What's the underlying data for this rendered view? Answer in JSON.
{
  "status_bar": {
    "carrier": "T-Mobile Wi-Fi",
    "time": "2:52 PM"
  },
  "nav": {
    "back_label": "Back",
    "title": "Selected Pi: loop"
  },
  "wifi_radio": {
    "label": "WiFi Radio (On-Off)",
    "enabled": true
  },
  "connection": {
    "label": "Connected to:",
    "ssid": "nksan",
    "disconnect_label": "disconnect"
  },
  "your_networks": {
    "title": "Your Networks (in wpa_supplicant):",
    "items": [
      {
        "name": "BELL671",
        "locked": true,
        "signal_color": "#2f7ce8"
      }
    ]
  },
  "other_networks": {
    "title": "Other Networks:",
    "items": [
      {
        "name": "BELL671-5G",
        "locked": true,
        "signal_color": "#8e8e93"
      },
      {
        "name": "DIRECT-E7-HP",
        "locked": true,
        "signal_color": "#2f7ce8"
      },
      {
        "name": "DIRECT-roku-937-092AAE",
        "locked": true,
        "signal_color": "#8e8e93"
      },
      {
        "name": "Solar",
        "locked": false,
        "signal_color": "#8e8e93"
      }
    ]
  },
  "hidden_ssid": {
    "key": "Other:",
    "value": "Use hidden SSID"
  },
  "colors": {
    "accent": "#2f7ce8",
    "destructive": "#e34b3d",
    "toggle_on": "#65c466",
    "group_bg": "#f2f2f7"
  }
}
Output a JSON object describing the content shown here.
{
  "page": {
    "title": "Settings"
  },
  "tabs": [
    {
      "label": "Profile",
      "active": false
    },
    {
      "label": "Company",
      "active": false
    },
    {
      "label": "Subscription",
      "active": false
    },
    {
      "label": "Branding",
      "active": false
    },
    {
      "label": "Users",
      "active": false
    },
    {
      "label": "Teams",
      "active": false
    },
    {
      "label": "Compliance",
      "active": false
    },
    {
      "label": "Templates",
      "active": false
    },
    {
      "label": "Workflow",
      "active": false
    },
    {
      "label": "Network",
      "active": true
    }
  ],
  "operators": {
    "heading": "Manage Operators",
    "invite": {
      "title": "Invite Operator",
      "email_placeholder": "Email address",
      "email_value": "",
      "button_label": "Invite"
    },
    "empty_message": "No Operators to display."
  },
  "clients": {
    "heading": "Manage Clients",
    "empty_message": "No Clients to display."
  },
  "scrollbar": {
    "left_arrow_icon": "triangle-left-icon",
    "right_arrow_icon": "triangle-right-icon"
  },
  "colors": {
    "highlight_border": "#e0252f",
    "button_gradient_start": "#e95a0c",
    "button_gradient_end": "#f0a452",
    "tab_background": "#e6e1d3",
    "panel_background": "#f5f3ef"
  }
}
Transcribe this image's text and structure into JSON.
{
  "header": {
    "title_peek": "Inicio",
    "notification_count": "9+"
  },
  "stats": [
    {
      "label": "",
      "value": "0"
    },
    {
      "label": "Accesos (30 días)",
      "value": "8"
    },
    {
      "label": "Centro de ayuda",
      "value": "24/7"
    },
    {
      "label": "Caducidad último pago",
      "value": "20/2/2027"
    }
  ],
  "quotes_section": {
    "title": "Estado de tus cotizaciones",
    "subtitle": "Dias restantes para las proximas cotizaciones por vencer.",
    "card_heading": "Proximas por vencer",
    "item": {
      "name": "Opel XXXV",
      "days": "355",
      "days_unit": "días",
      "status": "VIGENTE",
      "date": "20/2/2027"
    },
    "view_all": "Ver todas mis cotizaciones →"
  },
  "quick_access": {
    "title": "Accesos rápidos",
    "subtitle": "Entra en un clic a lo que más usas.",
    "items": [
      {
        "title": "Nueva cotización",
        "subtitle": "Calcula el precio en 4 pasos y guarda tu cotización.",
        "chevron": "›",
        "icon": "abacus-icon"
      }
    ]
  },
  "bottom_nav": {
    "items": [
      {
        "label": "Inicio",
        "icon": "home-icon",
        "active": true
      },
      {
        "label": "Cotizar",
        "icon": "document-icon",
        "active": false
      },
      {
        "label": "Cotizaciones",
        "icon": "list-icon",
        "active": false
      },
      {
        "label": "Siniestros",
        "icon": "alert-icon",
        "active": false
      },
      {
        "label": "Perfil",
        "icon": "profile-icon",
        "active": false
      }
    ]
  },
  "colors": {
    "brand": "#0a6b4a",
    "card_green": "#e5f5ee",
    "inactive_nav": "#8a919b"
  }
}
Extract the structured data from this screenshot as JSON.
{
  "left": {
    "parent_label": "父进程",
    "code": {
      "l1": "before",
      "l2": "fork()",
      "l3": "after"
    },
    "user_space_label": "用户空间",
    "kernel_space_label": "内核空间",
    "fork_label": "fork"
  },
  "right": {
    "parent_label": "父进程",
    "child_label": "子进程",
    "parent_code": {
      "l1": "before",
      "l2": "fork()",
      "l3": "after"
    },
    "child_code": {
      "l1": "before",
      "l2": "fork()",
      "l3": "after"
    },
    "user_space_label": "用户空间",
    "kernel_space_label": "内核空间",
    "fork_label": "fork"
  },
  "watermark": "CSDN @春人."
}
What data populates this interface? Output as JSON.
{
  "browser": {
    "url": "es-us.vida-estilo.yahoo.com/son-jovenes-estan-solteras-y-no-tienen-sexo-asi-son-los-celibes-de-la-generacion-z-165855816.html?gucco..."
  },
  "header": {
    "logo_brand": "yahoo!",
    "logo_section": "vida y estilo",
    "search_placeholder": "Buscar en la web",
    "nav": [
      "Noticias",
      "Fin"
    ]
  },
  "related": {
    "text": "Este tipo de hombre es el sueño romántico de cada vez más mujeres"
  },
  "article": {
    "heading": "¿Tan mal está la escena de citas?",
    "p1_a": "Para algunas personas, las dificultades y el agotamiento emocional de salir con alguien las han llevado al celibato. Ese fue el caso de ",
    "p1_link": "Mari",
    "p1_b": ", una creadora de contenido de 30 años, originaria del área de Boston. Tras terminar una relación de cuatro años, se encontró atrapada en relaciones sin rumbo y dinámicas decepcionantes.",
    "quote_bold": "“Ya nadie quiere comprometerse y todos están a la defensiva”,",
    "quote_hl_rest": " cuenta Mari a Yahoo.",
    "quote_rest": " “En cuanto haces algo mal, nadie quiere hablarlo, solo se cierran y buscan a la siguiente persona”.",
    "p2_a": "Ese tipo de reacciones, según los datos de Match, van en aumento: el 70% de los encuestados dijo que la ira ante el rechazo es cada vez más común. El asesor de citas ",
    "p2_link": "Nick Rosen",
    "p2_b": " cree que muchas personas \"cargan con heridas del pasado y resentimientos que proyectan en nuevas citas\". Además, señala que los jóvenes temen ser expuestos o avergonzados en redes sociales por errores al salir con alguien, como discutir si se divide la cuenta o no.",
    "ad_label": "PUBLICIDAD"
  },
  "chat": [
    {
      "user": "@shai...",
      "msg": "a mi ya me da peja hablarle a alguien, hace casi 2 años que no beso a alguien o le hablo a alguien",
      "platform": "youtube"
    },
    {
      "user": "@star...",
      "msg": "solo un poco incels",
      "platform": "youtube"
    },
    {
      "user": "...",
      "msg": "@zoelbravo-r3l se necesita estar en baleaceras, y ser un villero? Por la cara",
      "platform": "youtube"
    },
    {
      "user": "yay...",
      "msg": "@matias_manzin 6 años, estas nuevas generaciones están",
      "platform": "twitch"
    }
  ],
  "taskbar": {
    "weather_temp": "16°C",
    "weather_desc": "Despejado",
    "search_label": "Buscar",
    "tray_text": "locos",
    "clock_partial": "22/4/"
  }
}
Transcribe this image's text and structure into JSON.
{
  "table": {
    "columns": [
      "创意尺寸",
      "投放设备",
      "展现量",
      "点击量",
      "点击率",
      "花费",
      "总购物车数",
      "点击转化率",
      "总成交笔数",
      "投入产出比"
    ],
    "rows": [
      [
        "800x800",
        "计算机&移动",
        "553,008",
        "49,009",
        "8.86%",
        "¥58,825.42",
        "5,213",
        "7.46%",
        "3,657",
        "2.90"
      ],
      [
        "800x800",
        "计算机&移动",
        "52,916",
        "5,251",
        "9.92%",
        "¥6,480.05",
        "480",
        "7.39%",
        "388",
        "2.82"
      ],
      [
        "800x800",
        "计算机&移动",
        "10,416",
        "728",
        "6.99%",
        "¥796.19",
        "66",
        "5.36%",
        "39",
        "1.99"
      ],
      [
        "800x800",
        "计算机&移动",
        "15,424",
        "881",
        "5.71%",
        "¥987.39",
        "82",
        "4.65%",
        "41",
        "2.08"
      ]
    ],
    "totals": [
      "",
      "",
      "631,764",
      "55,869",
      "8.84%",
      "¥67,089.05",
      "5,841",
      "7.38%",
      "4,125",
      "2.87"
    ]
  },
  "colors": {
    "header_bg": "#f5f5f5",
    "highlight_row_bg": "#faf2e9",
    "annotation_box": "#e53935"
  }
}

> What the task requires: Only the number is wanted: count the lines of the records that hold the word "icon".

> Written solution: 8